> **WRITTEN REQUEST**: Return each line containing "release".

--- Start EXERCISE INPUTS ---

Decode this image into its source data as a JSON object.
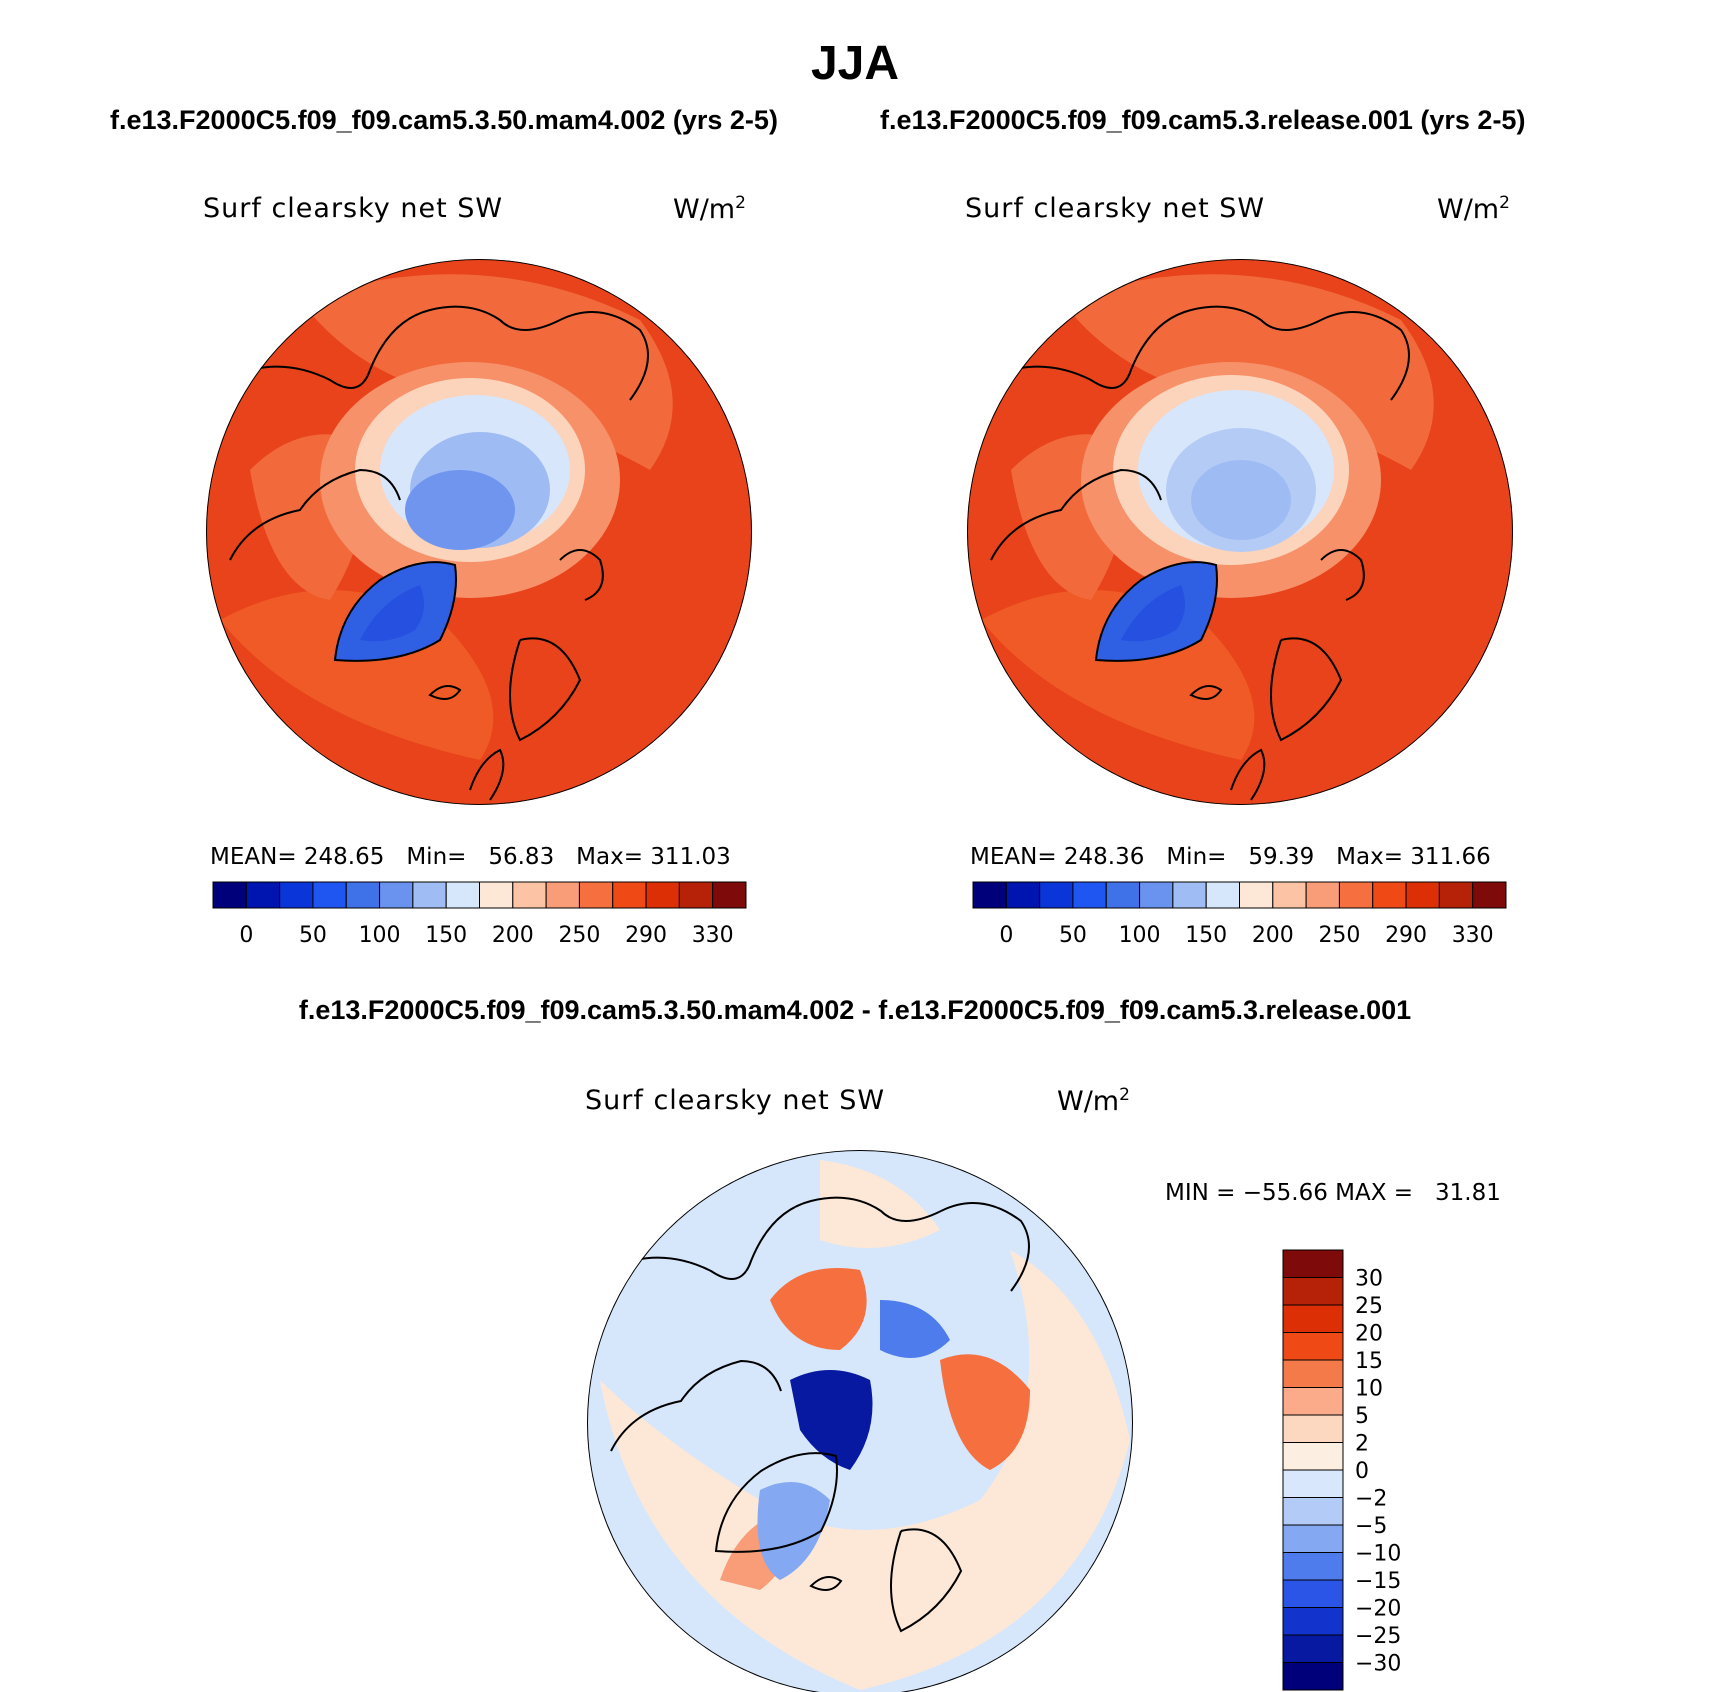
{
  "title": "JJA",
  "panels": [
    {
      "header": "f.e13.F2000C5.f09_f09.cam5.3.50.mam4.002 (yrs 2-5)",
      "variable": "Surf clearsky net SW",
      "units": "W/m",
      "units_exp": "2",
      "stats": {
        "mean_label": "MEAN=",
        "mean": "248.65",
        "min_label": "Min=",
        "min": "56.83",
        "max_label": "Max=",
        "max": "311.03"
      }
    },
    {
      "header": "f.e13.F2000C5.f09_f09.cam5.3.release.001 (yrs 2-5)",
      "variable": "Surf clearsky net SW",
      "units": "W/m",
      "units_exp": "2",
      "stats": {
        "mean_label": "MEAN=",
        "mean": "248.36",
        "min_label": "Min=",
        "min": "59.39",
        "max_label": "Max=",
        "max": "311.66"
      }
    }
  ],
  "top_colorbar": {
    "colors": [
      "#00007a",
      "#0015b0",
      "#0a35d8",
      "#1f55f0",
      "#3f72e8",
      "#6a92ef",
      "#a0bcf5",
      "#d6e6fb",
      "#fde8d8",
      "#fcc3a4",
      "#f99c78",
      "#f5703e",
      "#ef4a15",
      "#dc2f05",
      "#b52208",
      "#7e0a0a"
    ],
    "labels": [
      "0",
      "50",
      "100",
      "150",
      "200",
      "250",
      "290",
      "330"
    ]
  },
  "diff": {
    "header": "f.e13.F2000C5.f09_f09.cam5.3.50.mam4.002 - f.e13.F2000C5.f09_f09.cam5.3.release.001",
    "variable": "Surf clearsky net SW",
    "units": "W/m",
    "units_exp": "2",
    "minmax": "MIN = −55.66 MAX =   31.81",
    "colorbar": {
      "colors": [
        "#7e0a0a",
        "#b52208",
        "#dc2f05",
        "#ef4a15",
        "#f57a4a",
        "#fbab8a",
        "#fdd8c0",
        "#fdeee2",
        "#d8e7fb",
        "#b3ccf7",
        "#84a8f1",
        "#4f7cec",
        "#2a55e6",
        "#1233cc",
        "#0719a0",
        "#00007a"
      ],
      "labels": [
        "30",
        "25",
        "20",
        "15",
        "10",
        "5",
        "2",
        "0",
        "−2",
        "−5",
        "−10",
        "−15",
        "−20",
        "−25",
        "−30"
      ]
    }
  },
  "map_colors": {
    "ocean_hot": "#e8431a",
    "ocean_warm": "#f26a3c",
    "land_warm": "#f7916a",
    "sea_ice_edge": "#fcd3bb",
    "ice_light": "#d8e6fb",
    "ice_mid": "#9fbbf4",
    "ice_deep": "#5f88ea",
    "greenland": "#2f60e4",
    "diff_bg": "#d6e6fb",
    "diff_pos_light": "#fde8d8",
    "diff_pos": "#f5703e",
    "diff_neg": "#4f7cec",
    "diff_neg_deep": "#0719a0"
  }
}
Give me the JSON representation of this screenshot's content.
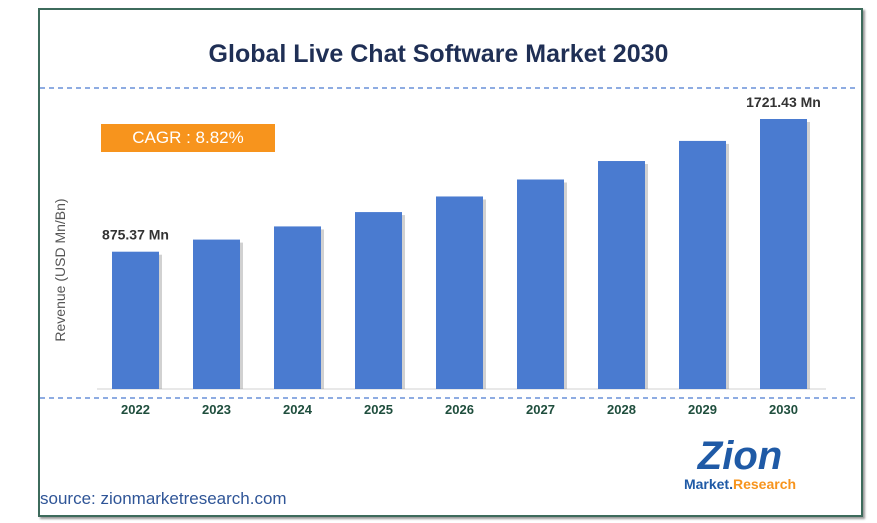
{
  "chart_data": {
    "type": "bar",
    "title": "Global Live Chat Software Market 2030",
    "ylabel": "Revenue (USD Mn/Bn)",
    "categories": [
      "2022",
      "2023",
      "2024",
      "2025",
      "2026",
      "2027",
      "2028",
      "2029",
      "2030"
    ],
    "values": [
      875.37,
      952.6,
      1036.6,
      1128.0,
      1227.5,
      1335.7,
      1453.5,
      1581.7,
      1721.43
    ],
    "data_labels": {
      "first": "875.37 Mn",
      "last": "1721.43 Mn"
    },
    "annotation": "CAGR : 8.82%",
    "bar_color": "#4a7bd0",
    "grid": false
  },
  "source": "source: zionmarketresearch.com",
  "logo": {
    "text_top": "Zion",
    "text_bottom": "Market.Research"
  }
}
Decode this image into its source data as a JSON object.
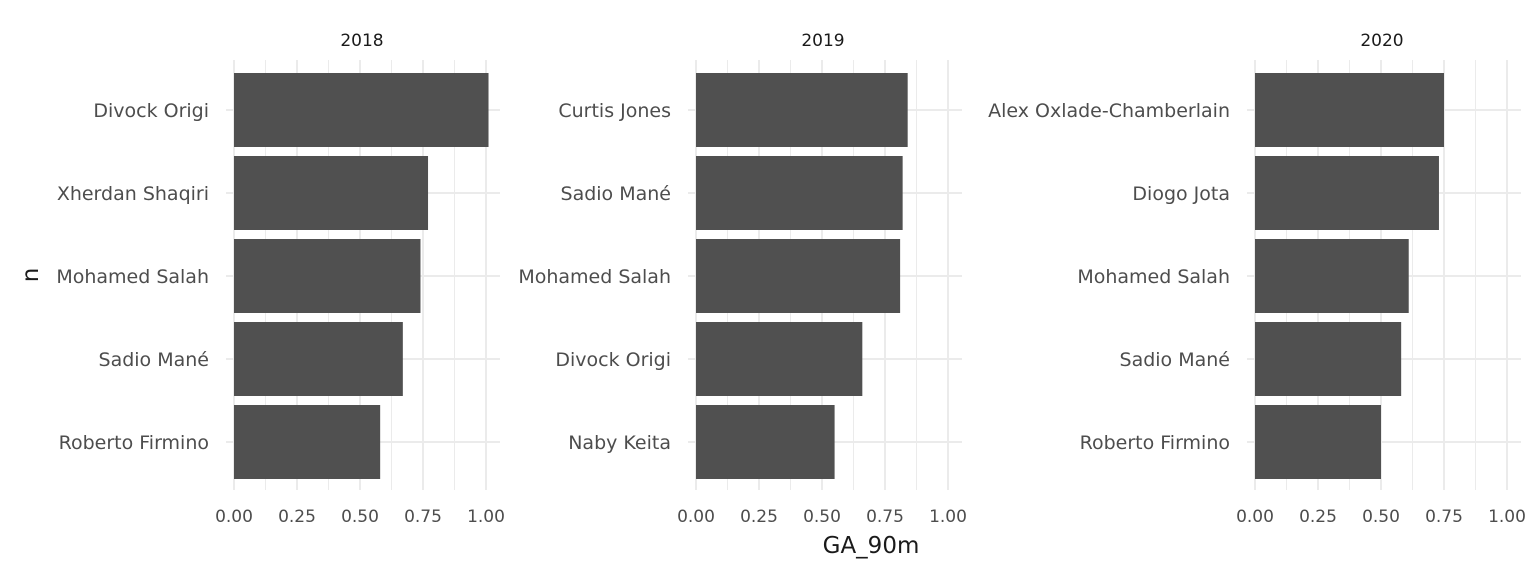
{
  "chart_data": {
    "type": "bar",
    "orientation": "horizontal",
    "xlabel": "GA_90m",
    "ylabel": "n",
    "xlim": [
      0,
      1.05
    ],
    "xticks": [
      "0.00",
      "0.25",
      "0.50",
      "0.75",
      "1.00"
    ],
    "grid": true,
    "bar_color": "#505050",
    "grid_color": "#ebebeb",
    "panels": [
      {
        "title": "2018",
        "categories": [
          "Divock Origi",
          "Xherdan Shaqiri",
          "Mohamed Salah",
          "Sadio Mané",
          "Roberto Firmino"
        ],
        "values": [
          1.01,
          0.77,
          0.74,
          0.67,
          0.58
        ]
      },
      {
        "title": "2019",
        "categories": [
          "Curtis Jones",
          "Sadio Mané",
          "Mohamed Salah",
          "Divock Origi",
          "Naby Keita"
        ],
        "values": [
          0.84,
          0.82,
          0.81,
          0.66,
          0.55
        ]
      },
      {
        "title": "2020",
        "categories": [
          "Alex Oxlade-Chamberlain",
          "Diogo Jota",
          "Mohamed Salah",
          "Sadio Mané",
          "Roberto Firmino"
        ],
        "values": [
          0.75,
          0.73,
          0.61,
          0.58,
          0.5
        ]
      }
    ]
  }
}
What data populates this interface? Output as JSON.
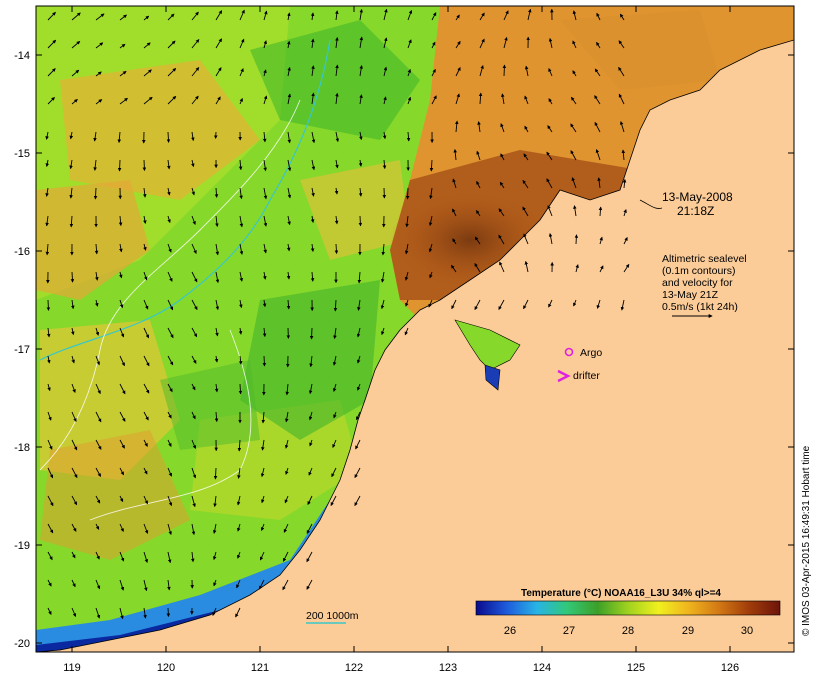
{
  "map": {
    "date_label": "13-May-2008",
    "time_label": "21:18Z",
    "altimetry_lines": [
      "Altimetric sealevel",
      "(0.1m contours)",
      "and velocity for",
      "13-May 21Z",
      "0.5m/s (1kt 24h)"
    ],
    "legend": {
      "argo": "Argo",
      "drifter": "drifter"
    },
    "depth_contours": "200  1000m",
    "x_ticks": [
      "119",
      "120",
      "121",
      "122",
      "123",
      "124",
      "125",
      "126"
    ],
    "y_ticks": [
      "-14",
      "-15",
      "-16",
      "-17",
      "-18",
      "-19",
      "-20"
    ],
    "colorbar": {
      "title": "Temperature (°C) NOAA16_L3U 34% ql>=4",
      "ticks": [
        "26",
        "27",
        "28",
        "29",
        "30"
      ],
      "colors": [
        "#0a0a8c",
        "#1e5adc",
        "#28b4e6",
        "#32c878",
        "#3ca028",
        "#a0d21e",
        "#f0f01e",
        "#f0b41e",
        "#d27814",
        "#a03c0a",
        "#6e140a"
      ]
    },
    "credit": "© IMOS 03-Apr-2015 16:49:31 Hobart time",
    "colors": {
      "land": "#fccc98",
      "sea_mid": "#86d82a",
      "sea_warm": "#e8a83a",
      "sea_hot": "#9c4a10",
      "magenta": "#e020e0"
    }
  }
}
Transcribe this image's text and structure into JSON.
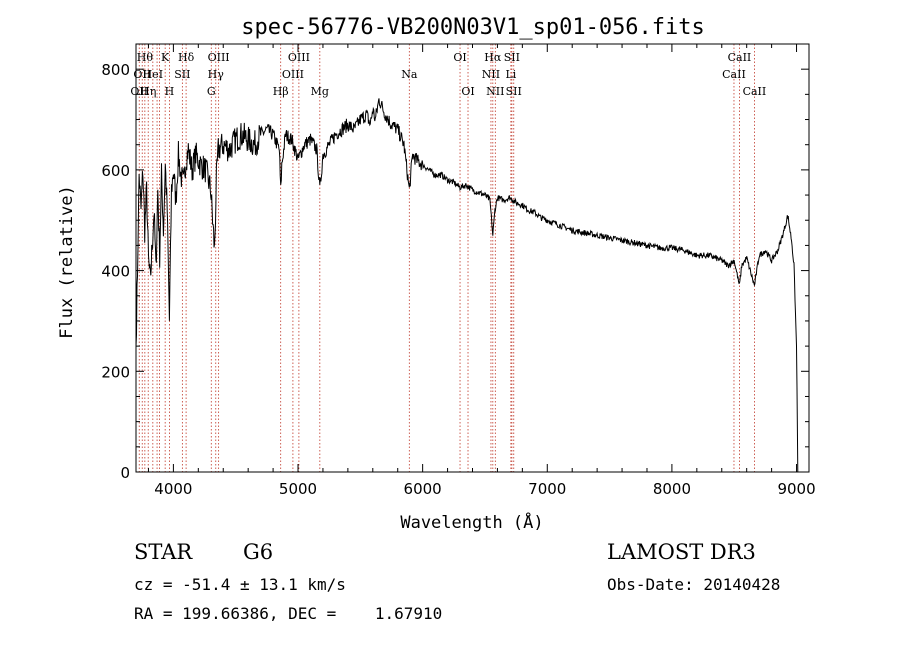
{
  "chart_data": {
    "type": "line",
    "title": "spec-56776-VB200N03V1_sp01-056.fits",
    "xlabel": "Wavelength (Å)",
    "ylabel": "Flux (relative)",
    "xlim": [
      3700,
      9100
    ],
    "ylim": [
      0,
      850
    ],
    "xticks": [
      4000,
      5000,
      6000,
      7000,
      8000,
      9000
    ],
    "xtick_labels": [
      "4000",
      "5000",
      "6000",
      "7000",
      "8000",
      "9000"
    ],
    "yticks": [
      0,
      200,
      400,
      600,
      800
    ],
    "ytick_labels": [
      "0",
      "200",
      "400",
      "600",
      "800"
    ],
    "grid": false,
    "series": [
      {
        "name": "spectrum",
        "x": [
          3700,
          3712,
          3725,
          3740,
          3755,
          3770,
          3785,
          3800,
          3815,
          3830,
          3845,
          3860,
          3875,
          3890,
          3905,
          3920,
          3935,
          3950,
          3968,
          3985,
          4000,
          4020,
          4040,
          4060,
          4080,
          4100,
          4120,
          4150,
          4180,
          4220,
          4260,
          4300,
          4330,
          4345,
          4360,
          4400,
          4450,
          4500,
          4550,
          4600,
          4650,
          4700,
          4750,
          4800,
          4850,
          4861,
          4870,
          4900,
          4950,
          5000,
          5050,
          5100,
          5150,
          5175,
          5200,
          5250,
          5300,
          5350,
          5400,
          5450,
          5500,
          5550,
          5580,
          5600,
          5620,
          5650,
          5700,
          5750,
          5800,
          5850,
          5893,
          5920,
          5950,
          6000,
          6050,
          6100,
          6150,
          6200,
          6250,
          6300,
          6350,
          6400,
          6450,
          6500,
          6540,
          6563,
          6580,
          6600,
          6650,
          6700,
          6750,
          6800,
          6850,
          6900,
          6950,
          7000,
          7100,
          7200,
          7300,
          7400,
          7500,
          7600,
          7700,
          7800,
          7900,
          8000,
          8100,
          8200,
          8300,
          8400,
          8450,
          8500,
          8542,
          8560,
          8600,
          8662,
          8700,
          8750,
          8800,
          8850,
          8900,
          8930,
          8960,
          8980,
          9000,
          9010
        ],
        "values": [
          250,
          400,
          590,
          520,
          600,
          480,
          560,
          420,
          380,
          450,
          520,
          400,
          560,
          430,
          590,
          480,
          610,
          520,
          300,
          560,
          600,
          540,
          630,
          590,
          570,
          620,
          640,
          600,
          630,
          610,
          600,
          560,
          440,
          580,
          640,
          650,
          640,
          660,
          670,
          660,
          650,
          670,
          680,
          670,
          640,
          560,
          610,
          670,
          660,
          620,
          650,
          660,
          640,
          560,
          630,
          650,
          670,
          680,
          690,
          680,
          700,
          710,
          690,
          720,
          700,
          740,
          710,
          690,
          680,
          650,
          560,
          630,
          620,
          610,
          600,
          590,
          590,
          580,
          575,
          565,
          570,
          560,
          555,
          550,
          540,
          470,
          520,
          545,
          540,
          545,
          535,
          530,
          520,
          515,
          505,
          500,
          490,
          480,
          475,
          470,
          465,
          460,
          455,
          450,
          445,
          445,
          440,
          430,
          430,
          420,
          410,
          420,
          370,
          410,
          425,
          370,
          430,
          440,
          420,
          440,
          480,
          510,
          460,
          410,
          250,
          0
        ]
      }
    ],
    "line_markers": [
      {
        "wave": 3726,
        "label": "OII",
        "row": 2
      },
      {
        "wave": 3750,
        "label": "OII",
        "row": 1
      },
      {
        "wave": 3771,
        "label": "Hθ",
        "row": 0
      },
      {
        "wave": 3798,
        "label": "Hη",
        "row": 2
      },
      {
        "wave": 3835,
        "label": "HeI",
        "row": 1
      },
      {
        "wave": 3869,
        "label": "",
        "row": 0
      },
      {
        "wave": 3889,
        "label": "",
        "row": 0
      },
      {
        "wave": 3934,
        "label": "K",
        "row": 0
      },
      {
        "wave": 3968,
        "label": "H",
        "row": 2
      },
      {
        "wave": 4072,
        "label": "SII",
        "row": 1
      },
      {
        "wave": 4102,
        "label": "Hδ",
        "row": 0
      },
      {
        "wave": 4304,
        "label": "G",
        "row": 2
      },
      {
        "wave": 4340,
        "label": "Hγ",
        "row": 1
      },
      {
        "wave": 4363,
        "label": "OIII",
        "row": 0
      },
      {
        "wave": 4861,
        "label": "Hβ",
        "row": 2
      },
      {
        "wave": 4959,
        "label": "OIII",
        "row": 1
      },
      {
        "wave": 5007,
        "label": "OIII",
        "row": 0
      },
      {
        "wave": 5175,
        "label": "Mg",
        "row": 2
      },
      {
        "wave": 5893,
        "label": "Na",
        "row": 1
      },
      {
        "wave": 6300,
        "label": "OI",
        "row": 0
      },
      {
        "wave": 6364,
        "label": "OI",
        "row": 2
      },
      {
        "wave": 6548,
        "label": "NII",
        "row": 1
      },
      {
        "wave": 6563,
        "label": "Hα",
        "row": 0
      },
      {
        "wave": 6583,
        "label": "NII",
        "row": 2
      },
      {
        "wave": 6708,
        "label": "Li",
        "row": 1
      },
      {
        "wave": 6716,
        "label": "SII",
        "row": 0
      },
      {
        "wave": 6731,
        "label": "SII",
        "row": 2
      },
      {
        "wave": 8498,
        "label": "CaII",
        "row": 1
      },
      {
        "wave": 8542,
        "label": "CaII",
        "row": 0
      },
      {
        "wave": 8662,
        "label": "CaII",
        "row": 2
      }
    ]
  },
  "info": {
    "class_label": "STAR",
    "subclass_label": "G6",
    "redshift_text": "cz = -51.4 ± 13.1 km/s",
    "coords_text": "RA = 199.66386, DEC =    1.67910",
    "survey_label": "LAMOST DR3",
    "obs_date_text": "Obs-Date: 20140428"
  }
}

--- End EXERCISE INPUTS ---

> **EXPECTED ANSWER**:
      "header": "f.e13.F2000C5.f09_f09.cam5.3.release.001 (yrs 2-5)",
    "header": "f.e13.F2000C5.f09_f09.cam5.3.50.mam4.002 - f.e13.F2000C5.f09_f09.cam5.3.release.001",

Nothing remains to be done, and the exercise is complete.